* [Data records]
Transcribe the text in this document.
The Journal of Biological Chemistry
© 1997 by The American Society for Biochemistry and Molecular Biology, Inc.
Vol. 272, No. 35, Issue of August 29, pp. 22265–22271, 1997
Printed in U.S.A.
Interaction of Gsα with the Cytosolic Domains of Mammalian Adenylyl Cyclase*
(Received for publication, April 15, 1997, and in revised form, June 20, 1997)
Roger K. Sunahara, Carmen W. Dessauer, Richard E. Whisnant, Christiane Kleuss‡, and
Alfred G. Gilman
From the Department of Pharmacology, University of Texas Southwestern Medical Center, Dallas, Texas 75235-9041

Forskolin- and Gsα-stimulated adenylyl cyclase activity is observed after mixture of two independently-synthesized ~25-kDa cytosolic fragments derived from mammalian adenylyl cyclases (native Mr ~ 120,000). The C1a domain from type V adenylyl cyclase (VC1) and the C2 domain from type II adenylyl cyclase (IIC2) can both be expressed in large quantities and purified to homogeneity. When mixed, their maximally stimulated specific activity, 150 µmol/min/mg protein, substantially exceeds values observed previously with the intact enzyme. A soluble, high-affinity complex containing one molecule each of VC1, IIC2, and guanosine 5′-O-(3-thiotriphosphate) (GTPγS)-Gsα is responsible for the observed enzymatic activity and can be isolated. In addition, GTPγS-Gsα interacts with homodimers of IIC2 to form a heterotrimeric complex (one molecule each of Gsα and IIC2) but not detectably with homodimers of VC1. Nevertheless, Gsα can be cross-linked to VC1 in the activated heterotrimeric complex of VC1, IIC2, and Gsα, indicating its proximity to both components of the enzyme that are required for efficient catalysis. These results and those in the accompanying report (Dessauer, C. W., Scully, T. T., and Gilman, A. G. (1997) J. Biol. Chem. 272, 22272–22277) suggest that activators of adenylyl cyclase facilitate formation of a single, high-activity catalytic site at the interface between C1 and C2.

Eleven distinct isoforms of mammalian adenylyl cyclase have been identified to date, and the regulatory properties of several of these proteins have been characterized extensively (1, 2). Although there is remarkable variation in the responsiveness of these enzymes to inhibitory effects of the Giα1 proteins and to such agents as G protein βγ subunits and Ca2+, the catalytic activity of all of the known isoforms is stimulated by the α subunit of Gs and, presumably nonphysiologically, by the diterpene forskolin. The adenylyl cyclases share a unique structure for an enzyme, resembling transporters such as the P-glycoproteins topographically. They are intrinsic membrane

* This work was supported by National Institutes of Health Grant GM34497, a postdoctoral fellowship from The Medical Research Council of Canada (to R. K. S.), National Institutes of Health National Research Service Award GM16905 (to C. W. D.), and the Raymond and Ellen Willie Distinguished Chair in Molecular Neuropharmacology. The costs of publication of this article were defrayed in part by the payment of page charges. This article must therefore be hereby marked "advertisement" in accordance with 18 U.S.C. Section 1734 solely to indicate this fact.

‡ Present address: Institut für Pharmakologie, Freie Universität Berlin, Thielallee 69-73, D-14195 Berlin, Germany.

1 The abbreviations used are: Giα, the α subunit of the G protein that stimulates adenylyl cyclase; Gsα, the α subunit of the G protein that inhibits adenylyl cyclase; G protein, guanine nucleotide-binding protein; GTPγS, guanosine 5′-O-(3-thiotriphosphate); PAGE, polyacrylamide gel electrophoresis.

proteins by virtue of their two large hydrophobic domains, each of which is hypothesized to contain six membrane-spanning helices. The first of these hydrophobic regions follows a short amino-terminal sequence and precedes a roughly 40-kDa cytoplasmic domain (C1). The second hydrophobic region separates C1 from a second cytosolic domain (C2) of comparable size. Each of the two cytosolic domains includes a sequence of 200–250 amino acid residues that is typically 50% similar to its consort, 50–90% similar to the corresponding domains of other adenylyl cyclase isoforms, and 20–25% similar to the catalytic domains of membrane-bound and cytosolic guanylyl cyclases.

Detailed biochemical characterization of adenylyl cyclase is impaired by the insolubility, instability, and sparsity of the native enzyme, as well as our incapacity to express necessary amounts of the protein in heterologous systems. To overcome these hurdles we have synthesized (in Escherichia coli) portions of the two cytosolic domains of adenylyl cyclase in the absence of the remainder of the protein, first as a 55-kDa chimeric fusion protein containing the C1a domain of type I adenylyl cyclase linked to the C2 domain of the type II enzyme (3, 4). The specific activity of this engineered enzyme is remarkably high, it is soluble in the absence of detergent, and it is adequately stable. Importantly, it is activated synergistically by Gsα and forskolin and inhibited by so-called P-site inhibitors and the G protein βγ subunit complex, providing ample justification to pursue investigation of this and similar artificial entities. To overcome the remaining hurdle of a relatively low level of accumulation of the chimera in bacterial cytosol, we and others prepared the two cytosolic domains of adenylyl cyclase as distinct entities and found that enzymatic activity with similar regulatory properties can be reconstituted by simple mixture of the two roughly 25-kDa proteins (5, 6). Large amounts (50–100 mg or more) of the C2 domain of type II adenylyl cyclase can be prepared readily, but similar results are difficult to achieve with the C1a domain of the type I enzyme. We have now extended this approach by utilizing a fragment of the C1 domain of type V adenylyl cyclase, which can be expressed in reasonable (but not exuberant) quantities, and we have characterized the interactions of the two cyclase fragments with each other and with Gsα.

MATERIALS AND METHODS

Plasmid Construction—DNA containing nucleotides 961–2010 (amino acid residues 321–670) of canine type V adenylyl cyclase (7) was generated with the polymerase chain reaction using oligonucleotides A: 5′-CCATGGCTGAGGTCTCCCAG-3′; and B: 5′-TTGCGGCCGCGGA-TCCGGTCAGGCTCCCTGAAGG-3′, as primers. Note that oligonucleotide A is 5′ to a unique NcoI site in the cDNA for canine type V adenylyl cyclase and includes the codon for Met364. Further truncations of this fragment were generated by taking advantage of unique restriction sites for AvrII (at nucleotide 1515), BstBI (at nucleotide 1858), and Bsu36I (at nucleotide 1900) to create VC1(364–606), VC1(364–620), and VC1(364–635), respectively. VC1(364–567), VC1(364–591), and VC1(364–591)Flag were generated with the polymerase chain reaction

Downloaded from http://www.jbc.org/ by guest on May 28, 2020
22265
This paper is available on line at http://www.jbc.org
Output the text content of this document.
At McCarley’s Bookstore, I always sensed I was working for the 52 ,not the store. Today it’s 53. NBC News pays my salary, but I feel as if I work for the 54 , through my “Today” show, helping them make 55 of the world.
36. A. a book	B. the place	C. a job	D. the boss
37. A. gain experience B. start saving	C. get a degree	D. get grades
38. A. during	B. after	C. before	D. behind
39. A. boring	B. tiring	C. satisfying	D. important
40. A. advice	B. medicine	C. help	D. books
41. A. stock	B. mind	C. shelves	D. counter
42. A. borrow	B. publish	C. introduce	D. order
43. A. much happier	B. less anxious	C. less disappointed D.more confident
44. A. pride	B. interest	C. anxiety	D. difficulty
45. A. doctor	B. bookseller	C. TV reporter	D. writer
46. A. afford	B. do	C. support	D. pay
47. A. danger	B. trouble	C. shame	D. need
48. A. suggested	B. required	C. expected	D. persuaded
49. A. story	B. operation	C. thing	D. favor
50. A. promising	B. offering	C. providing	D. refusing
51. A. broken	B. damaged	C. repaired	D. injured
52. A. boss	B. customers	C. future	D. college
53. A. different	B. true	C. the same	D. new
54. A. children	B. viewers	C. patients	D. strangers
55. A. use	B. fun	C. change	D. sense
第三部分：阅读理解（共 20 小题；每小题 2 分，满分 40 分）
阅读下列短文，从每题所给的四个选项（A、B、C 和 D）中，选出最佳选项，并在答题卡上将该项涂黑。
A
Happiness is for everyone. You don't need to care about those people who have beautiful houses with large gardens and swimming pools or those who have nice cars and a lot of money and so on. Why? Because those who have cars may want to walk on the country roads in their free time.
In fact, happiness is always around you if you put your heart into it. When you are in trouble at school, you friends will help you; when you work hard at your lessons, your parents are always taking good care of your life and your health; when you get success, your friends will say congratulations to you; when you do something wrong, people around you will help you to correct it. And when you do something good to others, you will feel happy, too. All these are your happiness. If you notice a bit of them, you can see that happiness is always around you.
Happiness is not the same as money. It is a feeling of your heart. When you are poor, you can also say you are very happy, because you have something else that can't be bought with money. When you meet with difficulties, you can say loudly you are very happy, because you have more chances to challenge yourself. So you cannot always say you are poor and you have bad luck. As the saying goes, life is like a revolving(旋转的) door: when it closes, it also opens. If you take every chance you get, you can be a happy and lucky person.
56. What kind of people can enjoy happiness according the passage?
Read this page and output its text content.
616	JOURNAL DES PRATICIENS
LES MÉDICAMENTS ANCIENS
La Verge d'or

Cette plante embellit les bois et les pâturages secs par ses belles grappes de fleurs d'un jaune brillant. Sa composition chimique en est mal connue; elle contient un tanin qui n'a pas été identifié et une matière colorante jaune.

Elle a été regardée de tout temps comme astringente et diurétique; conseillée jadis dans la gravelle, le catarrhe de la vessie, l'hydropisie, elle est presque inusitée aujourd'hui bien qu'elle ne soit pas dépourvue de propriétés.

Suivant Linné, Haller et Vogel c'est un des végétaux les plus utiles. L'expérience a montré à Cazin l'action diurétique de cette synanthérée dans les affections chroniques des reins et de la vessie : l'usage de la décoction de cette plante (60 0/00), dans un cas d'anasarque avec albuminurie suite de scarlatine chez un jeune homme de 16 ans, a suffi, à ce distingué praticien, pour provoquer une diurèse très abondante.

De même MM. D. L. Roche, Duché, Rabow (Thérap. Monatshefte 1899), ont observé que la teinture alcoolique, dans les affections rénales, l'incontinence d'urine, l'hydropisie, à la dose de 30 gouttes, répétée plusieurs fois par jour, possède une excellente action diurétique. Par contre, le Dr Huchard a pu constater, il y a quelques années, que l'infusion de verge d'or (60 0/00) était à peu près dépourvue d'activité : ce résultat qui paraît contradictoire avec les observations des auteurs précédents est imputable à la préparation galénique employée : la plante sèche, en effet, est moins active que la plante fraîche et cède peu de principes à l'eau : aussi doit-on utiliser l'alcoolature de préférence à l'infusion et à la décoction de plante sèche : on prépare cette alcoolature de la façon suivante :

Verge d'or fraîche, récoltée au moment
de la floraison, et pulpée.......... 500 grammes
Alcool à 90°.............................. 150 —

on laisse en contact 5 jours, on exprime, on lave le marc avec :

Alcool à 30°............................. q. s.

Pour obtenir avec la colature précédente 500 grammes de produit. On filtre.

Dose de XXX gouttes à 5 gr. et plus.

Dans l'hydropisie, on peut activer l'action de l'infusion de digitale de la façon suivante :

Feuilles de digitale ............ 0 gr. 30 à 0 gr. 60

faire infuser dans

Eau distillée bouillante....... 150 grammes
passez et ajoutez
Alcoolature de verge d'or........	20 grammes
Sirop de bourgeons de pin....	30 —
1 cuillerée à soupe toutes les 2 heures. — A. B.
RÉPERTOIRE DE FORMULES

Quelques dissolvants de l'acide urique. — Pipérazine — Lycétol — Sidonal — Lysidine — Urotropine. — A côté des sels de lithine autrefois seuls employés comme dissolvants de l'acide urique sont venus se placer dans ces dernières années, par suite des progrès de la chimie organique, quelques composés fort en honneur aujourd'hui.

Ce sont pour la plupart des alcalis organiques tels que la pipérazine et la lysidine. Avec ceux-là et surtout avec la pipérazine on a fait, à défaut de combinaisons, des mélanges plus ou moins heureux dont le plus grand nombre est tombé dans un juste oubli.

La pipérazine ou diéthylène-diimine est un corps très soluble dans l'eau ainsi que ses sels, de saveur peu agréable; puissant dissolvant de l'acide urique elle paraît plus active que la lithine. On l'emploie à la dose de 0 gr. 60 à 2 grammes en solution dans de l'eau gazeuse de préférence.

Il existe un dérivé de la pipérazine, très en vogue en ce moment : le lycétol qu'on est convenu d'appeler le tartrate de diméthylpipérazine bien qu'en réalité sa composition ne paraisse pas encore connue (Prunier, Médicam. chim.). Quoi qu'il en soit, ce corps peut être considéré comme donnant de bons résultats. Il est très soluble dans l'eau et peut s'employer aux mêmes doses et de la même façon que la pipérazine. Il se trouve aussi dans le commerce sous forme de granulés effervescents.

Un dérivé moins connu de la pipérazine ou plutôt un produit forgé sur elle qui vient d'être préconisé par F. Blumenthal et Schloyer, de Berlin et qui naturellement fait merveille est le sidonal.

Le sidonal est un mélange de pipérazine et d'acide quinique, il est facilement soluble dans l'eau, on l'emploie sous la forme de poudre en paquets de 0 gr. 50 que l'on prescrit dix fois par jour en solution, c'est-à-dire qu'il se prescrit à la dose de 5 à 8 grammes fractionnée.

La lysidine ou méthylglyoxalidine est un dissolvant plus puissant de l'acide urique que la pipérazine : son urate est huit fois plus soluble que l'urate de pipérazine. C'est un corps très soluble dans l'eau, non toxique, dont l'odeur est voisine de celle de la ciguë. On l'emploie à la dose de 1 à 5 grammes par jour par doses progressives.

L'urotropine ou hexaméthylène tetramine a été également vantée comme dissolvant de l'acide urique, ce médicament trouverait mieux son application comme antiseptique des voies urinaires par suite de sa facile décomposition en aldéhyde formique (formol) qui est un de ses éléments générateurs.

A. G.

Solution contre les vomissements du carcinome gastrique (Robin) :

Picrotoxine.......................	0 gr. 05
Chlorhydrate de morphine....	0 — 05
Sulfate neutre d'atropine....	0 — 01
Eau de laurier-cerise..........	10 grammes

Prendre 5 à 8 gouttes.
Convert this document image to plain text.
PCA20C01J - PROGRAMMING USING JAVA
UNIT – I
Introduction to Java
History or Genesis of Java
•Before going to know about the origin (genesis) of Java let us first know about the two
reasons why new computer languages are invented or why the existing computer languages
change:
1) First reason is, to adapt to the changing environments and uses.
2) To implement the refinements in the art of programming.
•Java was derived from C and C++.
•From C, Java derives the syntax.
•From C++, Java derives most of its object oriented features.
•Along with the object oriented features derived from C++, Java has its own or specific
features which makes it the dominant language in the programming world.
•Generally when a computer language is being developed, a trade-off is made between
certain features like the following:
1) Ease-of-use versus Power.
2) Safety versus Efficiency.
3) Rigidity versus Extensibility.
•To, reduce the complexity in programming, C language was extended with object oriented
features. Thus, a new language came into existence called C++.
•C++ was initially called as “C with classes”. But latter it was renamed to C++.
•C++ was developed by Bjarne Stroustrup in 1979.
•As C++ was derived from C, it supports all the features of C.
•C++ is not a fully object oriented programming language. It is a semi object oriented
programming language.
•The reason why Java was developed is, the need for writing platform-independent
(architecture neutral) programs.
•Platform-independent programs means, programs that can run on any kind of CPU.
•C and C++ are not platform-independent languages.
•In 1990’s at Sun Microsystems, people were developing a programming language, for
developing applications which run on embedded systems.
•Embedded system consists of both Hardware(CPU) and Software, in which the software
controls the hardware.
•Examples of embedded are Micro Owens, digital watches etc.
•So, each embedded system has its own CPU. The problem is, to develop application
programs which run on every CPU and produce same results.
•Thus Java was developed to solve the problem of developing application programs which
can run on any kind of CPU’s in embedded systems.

* [Task objective] Throughout the material above, find lines holding the word "computer", then copy them.

* [Exercise response]
reasons why new computer languages are invented or why the existing computer languages
•Generally when a computer language is being developed, a trade-off is made between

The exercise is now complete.